▶ [Exercise directions] Each line of the data that includes the string "Soil" is to be copied out.

▶ [Input rows]
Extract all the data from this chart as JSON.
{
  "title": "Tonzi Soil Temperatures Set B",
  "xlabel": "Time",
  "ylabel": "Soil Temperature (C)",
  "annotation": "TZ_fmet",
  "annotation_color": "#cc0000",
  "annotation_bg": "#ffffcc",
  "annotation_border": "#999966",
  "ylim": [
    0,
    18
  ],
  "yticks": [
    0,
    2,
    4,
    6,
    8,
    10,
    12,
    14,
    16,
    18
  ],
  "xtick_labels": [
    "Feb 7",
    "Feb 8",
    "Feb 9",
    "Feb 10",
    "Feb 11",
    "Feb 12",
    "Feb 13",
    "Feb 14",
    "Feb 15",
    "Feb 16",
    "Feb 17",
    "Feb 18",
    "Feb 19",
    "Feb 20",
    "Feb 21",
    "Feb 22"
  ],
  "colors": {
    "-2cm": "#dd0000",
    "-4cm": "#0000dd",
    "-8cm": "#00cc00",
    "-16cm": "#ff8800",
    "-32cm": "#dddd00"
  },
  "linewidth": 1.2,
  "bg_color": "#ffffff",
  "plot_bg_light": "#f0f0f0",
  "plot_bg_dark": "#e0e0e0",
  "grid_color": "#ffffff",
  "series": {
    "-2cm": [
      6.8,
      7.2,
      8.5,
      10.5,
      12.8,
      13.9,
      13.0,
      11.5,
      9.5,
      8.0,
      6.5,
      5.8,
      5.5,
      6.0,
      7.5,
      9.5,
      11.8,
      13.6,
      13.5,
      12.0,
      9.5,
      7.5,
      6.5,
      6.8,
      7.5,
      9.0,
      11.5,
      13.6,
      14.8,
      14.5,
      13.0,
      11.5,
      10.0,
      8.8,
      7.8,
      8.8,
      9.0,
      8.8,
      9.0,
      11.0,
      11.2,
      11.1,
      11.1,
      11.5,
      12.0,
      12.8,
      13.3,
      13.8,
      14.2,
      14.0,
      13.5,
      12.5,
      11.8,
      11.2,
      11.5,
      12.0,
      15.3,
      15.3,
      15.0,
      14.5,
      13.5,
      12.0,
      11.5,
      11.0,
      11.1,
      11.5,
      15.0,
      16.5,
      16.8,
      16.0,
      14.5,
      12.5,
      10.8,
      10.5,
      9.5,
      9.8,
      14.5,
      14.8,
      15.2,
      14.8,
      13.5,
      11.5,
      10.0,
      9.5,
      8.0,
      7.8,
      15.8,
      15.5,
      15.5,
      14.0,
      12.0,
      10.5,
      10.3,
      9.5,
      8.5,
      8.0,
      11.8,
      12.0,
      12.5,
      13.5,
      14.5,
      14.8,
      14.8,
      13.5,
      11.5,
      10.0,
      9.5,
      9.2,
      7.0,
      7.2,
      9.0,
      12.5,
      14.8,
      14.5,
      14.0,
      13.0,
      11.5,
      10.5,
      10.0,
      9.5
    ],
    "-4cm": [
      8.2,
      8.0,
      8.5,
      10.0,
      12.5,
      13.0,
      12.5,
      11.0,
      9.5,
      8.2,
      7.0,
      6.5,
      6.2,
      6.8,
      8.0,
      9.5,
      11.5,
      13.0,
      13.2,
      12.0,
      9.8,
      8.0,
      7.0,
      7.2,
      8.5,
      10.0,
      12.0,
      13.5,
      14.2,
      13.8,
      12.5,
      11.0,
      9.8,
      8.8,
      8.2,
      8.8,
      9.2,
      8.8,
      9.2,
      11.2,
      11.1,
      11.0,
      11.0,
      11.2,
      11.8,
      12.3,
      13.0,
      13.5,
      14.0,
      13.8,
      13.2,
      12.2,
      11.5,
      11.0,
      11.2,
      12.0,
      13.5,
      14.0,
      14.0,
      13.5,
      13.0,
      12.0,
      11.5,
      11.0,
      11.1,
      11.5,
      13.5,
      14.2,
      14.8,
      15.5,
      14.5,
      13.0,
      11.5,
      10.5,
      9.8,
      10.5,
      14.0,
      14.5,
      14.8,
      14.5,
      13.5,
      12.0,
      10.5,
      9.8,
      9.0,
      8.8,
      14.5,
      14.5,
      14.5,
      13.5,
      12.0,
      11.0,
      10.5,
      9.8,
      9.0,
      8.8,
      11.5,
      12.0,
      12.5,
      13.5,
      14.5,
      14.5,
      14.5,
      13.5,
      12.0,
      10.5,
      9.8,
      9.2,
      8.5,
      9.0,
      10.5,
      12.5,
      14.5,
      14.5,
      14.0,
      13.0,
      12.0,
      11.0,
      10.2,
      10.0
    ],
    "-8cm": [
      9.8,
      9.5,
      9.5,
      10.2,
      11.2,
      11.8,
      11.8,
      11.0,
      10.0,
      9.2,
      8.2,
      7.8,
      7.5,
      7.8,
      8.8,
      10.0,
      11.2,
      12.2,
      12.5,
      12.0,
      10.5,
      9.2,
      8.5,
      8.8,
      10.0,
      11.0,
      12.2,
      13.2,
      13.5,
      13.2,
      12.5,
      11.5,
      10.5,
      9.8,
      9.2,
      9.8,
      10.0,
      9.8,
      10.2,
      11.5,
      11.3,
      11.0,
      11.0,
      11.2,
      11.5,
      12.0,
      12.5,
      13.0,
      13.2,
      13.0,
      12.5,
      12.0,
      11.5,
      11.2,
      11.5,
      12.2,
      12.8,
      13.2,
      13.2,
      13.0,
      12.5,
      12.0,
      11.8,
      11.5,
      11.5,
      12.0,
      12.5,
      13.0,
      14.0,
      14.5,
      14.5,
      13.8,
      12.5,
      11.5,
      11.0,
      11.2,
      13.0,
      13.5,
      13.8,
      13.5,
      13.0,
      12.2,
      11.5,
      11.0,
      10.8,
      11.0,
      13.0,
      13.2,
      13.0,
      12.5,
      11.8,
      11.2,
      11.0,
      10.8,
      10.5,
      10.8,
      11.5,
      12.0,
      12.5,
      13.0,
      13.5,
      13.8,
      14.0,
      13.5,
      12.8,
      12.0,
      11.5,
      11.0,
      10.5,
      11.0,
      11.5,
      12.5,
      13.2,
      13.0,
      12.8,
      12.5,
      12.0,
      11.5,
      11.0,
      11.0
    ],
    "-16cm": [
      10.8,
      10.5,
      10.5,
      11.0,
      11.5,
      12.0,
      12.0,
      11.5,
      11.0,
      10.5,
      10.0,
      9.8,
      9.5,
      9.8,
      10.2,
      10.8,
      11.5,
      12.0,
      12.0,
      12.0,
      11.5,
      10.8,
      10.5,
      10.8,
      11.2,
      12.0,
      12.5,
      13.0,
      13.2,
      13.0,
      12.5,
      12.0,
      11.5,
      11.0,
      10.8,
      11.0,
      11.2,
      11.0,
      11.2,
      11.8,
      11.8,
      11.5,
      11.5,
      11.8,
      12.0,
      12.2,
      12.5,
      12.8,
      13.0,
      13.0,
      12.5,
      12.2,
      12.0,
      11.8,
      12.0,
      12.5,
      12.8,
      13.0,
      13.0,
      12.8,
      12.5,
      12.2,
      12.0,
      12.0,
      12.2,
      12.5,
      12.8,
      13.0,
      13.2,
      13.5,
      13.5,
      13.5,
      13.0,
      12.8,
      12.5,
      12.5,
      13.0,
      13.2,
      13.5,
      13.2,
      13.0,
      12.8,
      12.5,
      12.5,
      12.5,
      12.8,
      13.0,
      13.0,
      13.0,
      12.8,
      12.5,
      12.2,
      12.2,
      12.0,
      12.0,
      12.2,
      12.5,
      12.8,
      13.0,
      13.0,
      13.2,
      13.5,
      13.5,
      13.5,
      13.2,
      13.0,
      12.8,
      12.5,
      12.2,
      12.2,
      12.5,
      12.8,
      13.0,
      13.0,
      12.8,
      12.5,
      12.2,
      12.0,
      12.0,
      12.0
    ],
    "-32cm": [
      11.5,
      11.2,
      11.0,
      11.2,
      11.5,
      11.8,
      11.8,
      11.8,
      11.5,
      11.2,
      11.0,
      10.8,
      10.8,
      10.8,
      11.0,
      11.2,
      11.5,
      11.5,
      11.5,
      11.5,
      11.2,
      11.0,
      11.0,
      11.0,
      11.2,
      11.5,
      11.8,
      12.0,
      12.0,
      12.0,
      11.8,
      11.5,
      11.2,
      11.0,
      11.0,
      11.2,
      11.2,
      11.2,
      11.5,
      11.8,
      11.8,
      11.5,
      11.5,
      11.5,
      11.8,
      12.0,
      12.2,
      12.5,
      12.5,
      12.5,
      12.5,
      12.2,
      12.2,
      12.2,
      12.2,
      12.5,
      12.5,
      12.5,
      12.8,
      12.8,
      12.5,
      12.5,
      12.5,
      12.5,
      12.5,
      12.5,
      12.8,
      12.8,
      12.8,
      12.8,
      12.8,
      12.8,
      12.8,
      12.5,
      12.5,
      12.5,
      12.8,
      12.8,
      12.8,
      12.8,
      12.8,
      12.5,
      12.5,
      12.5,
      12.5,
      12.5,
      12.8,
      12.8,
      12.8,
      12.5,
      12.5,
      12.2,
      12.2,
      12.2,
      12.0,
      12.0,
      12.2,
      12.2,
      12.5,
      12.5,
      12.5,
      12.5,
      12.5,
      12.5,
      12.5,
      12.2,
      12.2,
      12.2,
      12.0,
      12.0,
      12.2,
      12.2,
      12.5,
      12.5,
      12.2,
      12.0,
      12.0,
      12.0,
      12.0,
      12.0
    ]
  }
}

▶ [Solution to this problem]
  "title": "Tonzi Soil Temperatures Set B",
  "ylabel": "Soil Temperature (C)",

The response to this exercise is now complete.